_Énoncé 1:_ D'après l'extrait sur le fortin de la Motte Grenet, à partir de quelle année le corps de garde a-t-il été construit ?

_Extrait du document:_
★ ★ ★ ★ ★ ★ ★
Le fortin de la Motte Grenet

Ici, malheureusement point de forteresse, mais plutôt un fortin (ou fort) construit à l’époque napoléonienne. L’ennemi est anglais et la protection de la côte est une priorité nationale, à l’image du mur de l’Atlantique des allemands. La Marine anglaise bloque le commerce maritime en coulant des navires.
En ces temps troublés, deux autres fortins sont construits à la Pointe du Chay, aujourd’hui disparus.

ℹ️ Lire aussi : le mur de l’Atlantique

Sur ce plan cadastral assez précis, on remarque l’existence d’un petit bâtiment entouré d’un mur d’enceinte. Il s’agit du corps de garde, construit à partir de 1811, dont les murs sont très épais. C’est ici que les soldats casernent, aidés au besoin par les troupes supplétives armées, tant bien que mal, les Angoulinois. Outre le logement chauffé par une cheminée, ce bâtiment, au plafond voûté, abrite une poudrière.

Cadastre de 1867, le fort Greney. Image AD17

Sur cette carte postale datée du début du XXᵉ siècle, une belle villa de style balnéaire a été construite au sein du fortin. L’enceinte a conservé ses caractéristiques défensives, à savoir les petites meurtrières à gauche, le portail et, à droite, le mur crénelé.
★ ★ ★ ★ ★ ★ ★
_Enregistrements extraits:_
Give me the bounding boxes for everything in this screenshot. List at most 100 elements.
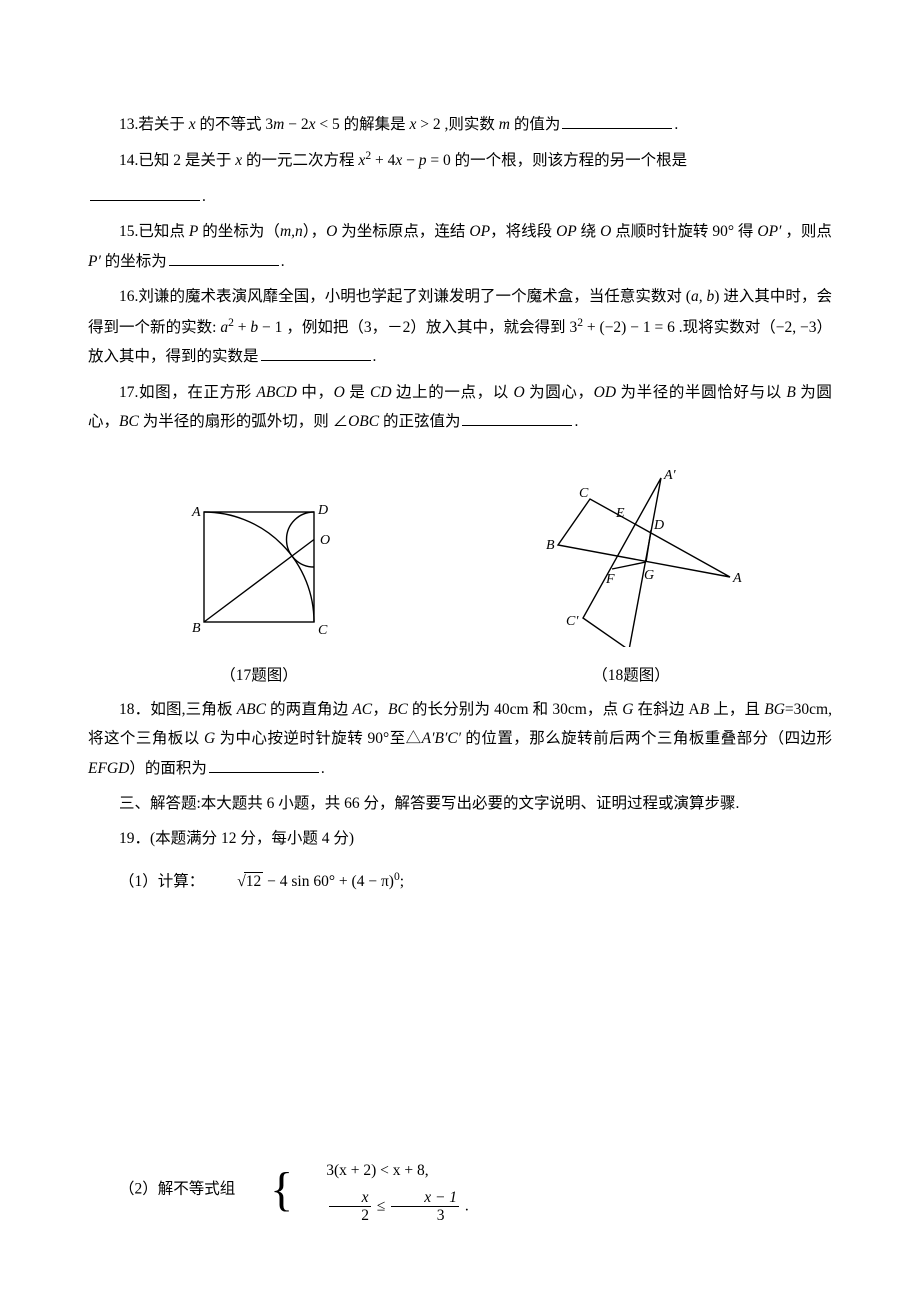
q15-i: 的坐标为	[101, 253, 167, 270]
q17-h: 为半径的扇形的弧外切，则 ∠	[139, 413, 348, 430]
q14-d: −	[402, 153, 419, 170]
q15-P: P	[189, 223, 198, 240]
q13-t5: > 2 ,则实数	[416, 116, 498, 133]
q15-O2: O	[600, 223, 611, 240]
q15-O: O	[326, 223, 337, 240]
left-brace-icon: {	[239, 1166, 293, 1214]
question-18: 18．如图,三角板 ABC 的两直角边 AC，BC 的长分别为 40cm 和 3…	[88, 695, 832, 783]
q15-a: 15.已知点	[119, 223, 189, 240]
q17-a: 17.如图，在正方形	[119, 384, 256, 401]
q17-O2: O	[513, 384, 524, 401]
q18-Bend: B	[700, 701, 709, 718]
q16-a: 16.刘谦的魔术表演风靡全国，小明也学起了刘谦发明了一个魔术盒，当任意实数对 (	[119, 288, 691, 305]
frac1-num: x	[329, 1190, 371, 1208]
fig17-label-B: B	[192, 621, 201, 636]
q19-1-label: （1）计算：	[119, 873, 204, 890]
fig17-label-O: O	[320, 533, 330, 548]
q18-f: 上，且	[709, 701, 764, 718]
q15-e: ，将线段	[490, 223, 556, 240]
q17-OD: OD	[594, 384, 616, 401]
q17-OBC: OBC	[348, 413, 379, 430]
q17-end: .	[574, 413, 578, 430]
fig18-label-B: B	[546, 538, 555, 553]
q16-bvar: b	[250, 319, 258, 336]
q15-b: 的坐标为（	[198, 223, 280, 240]
fig18-label-C: C	[579, 486, 589, 501]
q19-1-rad: 12	[244, 872, 264, 890]
q13-x2: x	[309, 116, 316, 133]
q13-t6: 的值为	[510, 116, 560, 133]
fig17-label-A: A	[191, 505, 201, 520]
q18-j: ）的面积为	[129, 760, 207, 777]
q15-h: ，则点	[781, 223, 831, 240]
fig18-label-E: E	[615, 506, 625, 521]
q18-h: 为中心按逆时针旋转 90°至△	[215, 730, 421, 747]
figures-row: A D O B C （17题图）	[88, 467, 832, 685]
figure-18-svg: A B C A′ B′ C′ D E F G	[516, 467, 746, 647]
q17-CD: CD	[370, 384, 392, 401]
question-13: 13.若关于 x 的不等式 3m − 2x < 5 的解集是 x > 2 ,则实…	[88, 110, 832, 139]
q13-m2: m	[499, 116, 510, 133]
q17-blank	[462, 409, 572, 426]
exam-page: 13.若关于 x 的不等式 3m − 2x < 5 的解集是 x > 2 ,则实…	[0, 0, 920, 1290]
question-15: 15.已知点 P 的坐标为（m,n），O 为坐标原点，连结 OP，将线段 OP …	[88, 217, 832, 276]
q18-G2: G	[204, 730, 215, 747]
q15-blank	[169, 249, 279, 266]
q16-ab: a, b	[691, 288, 714, 305]
frac1-den: 2	[328, 1207, 371, 1224]
q18-EFGD: EFGD	[88, 760, 129, 777]
q14-end: .	[202, 188, 206, 205]
fig18-label-A: A	[732, 571, 742, 586]
question-16: 16.刘谦的魔术表演风靡全国，小明也学起了刘谦发明了一个魔术盒，当任意实数对 (…	[88, 282, 832, 371]
q14-e: = 0 的一个根，则该方程的另一个根是	[427, 153, 688, 170]
q13-m: m	[273, 116, 284, 133]
figure-17-caption: （17题图）	[220, 663, 298, 685]
q18-e: 在斜边 A	[633, 701, 699, 718]
q19-2-end: .	[465, 1197, 469, 1214]
q14-p: p	[419, 153, 427, 170]
frac2-den: 3	[404, 1207, 447, 1224]
figure-18-column: A B C A′ B′ C′ D E F G （18题图）	[516, 467, 746, 685]
q17-B: B	[786, 384, 795, 401]
q19-2-leq: ≤	[377, 1197, 389, 1214]
frac2-num: x − 1	[391, 1190, 459, 1208]
q18-ApBpCp: A′B′C′	[422, 730, 461, 747]
q15-end: .	[281, 253, 285, 270]
question-19-header: 19．(本题满分 12 分，每小题 4 分)	[88, 824, 832, 853]
brace-system: { 3(x + 2) < x + 8, x 2 ≤ x − 1 3 .	[239, 1156, 469, 1223]
section-3-header: 三、解答题:本大题共 6 小题，共 66 分，解答要写出必要的文字说明、证明过程…	[88, 789, 832, 818]
q18-AC: AC	[352, 701, 372, 718]
q19-1-end: ;	[400, 873, 404, 890]
q15-c: ），	[303, 223, 326, 240]
q17-c: 是	[345, 384, 370, 401]
q17-b: 中，	[297, 384, 334, 401]
q13-x: x	[189, 116, 196, 133]
q15-OP2: OP	[556, 223, 577, 240]
question-19-part1: （1）计算：12 − 4 sin 60° + (4 − π)0;	[88, 866, 832, 897]
q18-i: 的位置，那么旋转前后两个三角板重叠部分（四边形	[461, 730, 832, 747]
brace-lines: 3(x + 2) < x + 8, x 2 ≤ x − 1 3 .	[295, 1156, 469, 1223]
q19-2-line1: 3(x + 2) < x + 8,	[295, 1156, 469, 1185]
fraction-1: x 2	[328, 1190, 371, 1224]
q17-i: 的正弦值为	[379, 413, 460, 430]
q17-d: 边上的一点，以	[392, 384, 514, 401]
q18-blank	[209, 756, 319, 773]
q14-b: 的一元二次方程	[242, 153, 358, 170]
figure-17-column: A D O B C （17题图）	[174, 492, 344, 685]
q16-end: .	[373, 348, 377, 365]
q17-ABCD: ABCD	[256, 384, 296, 401]
q14-blank	[90, 184, 200, 201]
question-17: 17.如图，在正方形 ABCD 中，O 是 CD 边上的一点，以 O 为圆心，O…	[88, 378, 832, 437]
fig18-label-D: D	[653, 518, 664, 533]
q13-t4: < 5 的解集是	[316, 116, 410, 133]
fraction-2: x − 1 3	[391, 1190, 459, 1224]
q13-blank	[562, 112, 672, 129]
q14-a: 14.已知 2 是关于	[119, 153, 235, 170]
q15-d: 为坐标原点，连结	[337, 223, 469, 240]
q16-a2: a	[220, 319, 228, 336]
q15-Pp: P′	[88, 253, 101, 270]
q18-d: 的长分别为 40cm 和 30cm，点	[408, 701, 622, 718]
q16-c: +	[234, 319, 251, 336]
fig18-label-F: F	[605, 572, 615, 587]
fig18-label-G: G	[644, 568, 654, 583]
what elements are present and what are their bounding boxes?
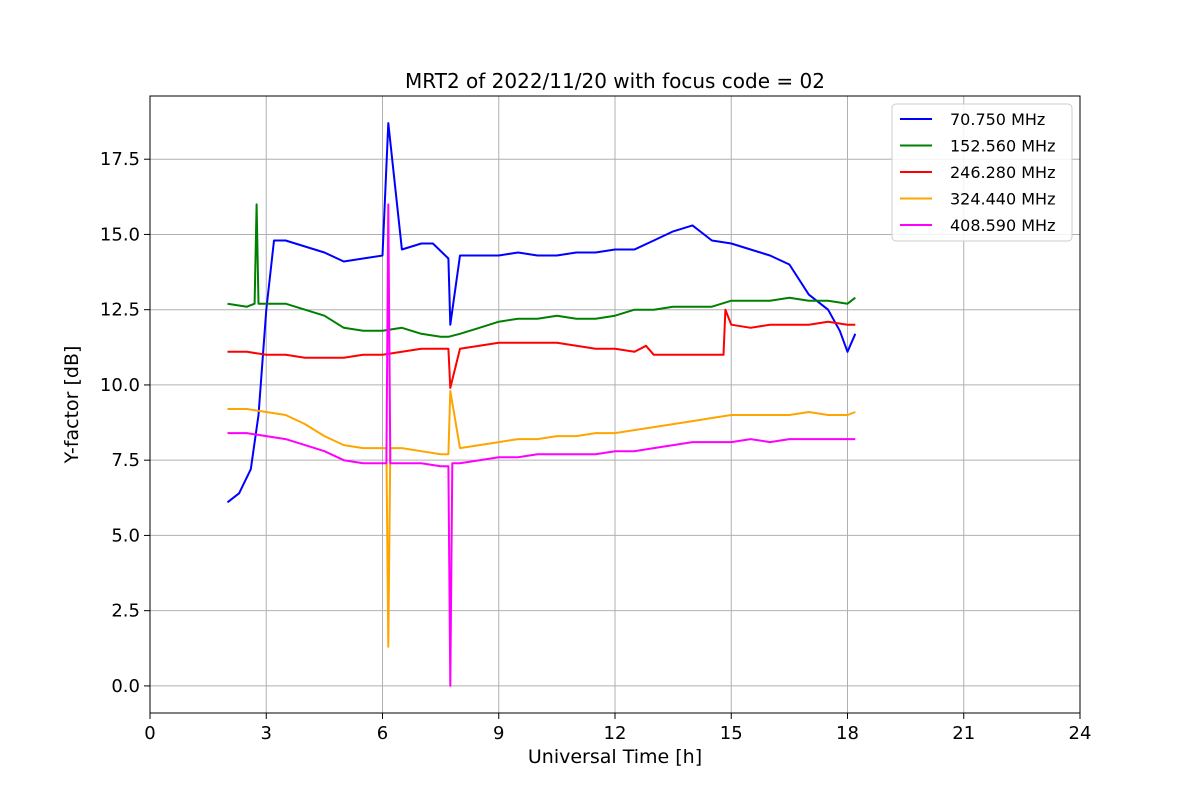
★ ★ ★ ★ ★ ★ ★
_Énoncé 2:_ Mettez en tableau Markdown, avec les colonnes « Rang » et « Ligne », la partie des enregistrements qui commence à la ligne contenant "253, 167, 270]" et se termine à la ligne contenant "figures-row: A D", ces deux lignes comprises. Omettez les lignes vides.

_Résultat 1:_ À partir de 1811.

_Résultat 2:_
| Rang | Ligne |
|---|---|
| 1 | q15-i: 的坐标为	[101, 253, 167, 270] |
| 2 | q17-h: 为半径的扇形的弧外切，则 ∠	[139, 413, 348, 430] |
| 3 | q14-d: −	[402, 153, 419, 170] |
| 4 | q15-P: P	[189, 223, 198, 240] |
| 5 | q13-t5: > 2 ,则实数	[416, 116, 498, 133] |
| 6 | q15-O2: O	[600, 223, 611, 240] |
| 7 | q15-O: O	[326, 223, 337, 240] |
| 8 | left-brace-icon: {	[239, 1166, 293, 1214] |
| 9 | question-18: 18．如图,三角板 ABC 的两直角边 AC，BC 的长分别为 40cm 和 3…	[88, 695, 832, 783] |
| 10 | q15-a: 15.已知点	[119, 223, 189, 240] |
| 11 | q17-a: 17.如图，在正方形	[119, 384, 256, 401] |
| 12 | q17-O2: O	[513, 384, 524, 401] |
| 13 | q18-Bend: B	[700, 701, 709, 718] |
| 14 | q16-a: 16.刘谦的魔术表演风靡全国，小明也学起了刘谦发明了一个魔术盒，当任意实数对 (	[119, 288, 691, 305] |
| 15 | frac1-num: x	[329, 1190, 371, 1208] |
| 16 | fig17-label-B: B	[192, 621, 201, 636] |
| 17 | q19-1-label: （1）计算：	[119, 873, 204, 890] |
| 18 | fig17-label-O: O	[320, 533, 330, 548] |
| 19 | q18-f: 上，且	[709, 701, 764, 718] |
| 20 | q15-e: ，将线段	[490, 223, 556, 240] |
| 21 | q17-OD: OD	[594, 384, 616, 401] |
| 22 | q17-OBC: OBC	[348, 413, 379, 430] |
| 23 | q17-end: .	[574, 413, 578, 430] |
| 24 | fig18-label-B: B	[546, 538, 555, 553] |
| 25 | q16-bvar: b	[250, 319, 258, 336] |
| 26 | q15-b: 的坐标为（	[198, 223, 280, 240] |
| 27 | fig18-label-C: C	[579, 486, 589, 501] |
| 28 | q19-1-rad: 12	[244, 872, 264, 890] |
| 29 | q13-x2: x	[309, 116, 316, 133] |
| 30 | q13-t6: 的值为	[510, 116, 560, 133] |
| 31 | fig17-label-A: A	[191, 505, 201, 520] |
| 32 | q18-j: ）的面积为	[129, 760, 207, 777] |
| 33 | q15-h: ，则点	[781, 223, 831, 240] |
| 34 | fig18-label-E: E	[615, 506, 625, 521] |
| 35 | q18-h: 为中心按逆时针旋转 90°至△	[215, 730, 421, 747] |
| 36 | figures-row: A D O B C （17题图）	[88, 467, 832, 685] |